BEGIN Rows
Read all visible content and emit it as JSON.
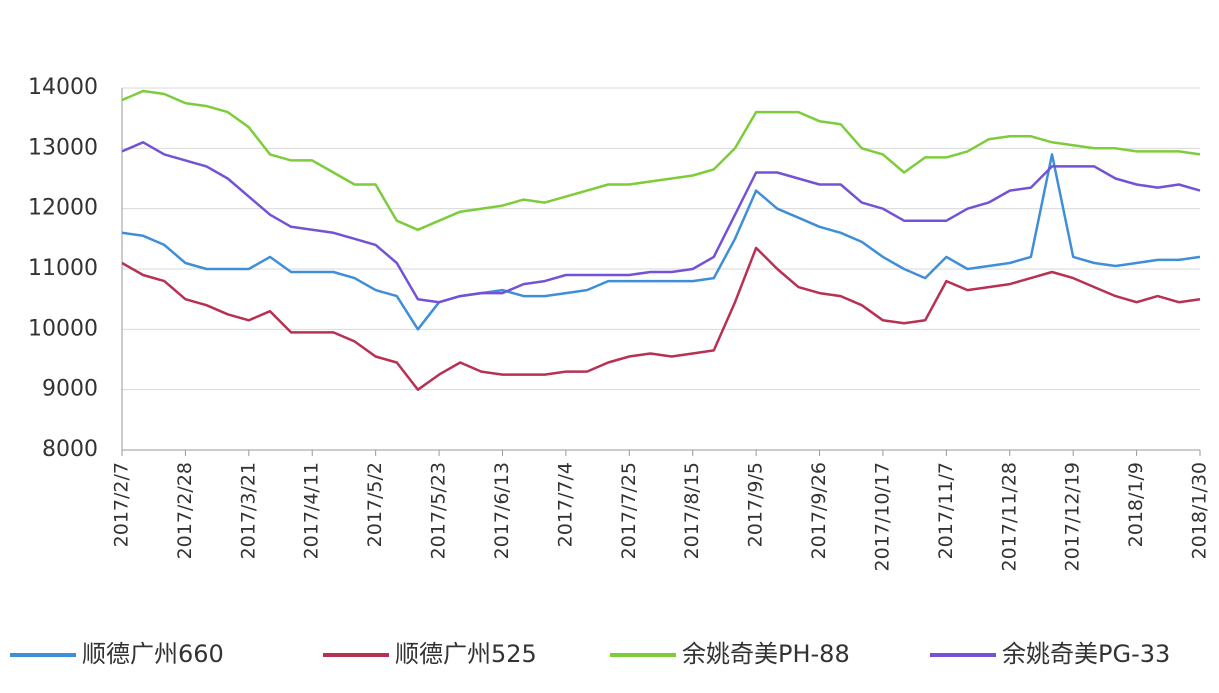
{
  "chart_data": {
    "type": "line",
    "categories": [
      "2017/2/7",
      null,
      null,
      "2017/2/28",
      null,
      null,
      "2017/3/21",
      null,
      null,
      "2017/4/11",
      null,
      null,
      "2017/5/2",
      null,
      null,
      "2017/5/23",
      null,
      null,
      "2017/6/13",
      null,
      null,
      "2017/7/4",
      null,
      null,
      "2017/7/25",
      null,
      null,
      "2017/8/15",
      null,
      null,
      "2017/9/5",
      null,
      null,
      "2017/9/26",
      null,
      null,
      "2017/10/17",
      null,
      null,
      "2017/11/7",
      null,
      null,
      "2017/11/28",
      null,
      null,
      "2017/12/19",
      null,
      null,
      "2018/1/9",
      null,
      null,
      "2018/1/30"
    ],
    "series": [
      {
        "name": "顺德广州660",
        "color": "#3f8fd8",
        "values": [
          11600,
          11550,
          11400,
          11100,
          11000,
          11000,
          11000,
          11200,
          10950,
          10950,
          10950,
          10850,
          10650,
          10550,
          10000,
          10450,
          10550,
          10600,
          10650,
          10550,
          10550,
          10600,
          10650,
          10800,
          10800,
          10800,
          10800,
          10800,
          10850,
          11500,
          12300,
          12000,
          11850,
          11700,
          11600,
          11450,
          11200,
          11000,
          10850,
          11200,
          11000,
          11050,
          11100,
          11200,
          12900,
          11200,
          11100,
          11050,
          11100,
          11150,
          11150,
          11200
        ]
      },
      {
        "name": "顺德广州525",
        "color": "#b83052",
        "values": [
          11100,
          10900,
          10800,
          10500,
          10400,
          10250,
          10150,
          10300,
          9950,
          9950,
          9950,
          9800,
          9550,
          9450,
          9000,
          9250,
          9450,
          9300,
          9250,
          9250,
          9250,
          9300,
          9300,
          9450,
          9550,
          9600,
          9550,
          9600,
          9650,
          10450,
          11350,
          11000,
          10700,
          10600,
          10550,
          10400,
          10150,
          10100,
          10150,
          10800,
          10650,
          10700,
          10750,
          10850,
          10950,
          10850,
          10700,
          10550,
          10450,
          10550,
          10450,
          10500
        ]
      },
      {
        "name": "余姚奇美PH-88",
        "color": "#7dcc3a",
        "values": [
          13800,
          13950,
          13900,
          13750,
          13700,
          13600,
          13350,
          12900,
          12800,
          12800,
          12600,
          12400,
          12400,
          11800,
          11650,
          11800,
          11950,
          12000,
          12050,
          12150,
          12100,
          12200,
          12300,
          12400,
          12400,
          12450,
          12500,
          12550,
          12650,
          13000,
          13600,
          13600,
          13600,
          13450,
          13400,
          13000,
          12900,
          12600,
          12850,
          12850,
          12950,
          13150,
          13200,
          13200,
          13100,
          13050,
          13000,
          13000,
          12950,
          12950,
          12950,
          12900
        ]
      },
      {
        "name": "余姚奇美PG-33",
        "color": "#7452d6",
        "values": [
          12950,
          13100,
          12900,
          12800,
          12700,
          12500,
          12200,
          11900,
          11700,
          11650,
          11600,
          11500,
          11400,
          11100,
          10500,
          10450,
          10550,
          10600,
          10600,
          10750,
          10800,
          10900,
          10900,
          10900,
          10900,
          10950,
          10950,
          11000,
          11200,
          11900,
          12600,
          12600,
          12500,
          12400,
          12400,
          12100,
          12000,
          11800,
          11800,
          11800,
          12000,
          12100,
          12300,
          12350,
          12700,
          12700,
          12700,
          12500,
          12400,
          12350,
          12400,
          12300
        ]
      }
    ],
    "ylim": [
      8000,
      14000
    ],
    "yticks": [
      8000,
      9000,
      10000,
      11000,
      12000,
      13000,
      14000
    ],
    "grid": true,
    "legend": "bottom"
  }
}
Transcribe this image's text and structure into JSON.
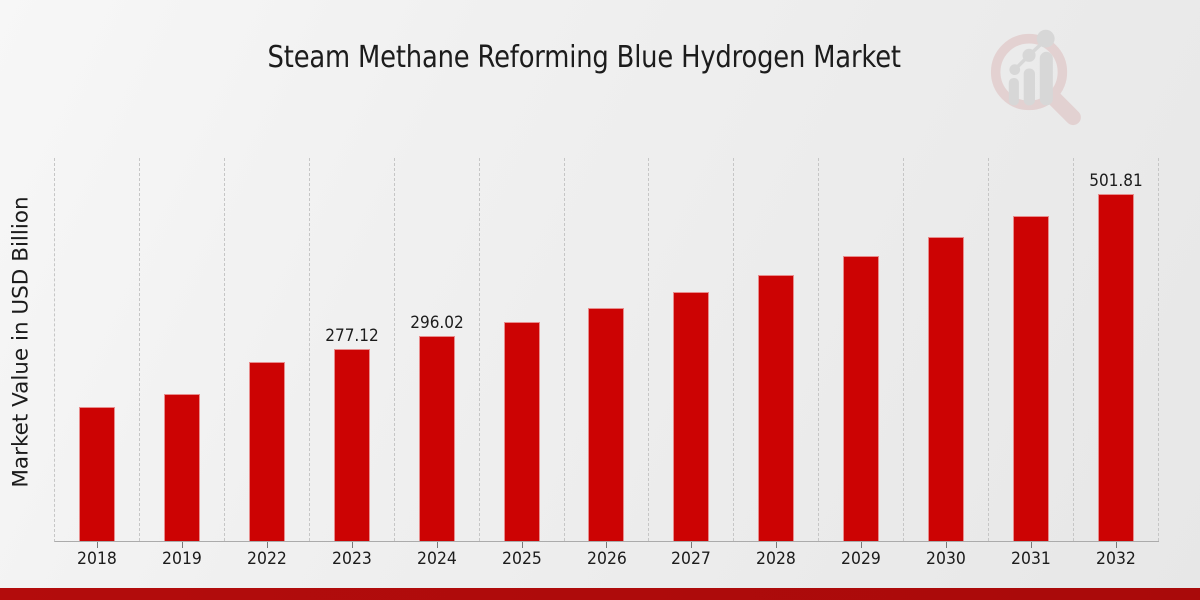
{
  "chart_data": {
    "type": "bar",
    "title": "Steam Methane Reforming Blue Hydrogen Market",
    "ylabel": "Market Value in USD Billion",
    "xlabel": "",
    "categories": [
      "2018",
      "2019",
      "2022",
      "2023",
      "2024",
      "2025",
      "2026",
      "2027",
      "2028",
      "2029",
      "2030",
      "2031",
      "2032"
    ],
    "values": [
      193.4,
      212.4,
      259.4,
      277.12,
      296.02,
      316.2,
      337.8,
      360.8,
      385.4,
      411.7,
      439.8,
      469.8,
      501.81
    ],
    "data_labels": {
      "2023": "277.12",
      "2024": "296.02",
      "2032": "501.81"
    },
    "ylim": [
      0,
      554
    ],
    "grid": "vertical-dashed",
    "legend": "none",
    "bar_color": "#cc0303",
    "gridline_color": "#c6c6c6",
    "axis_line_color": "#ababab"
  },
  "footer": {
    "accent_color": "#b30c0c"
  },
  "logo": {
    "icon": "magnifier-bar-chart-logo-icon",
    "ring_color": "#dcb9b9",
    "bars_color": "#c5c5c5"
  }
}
END Rows
BEGIN Rows
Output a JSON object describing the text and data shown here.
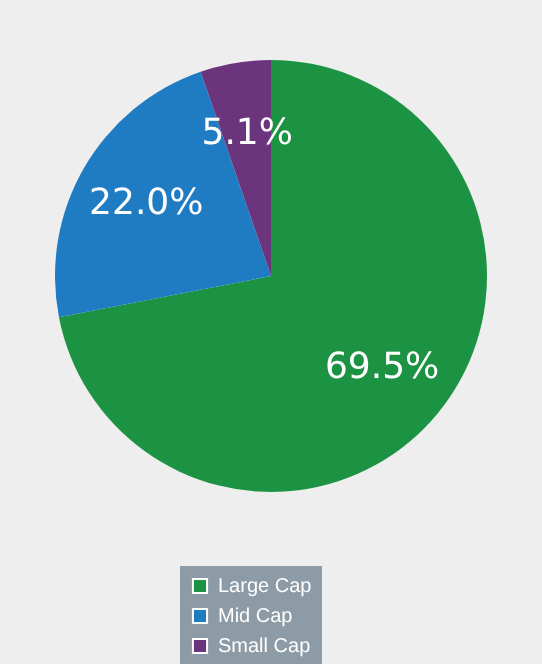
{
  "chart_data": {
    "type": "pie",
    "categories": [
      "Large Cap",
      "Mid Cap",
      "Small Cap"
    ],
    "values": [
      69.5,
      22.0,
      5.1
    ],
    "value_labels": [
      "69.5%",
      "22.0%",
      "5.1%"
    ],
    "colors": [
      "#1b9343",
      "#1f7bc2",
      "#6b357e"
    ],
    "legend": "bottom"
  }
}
END Rows
What you need to do: Check each line of the records above for "text", and copy those that have it.

Finished task:
Transcribe this image's text and structure into JSON.
Output a JSON object describing the text and data shown here.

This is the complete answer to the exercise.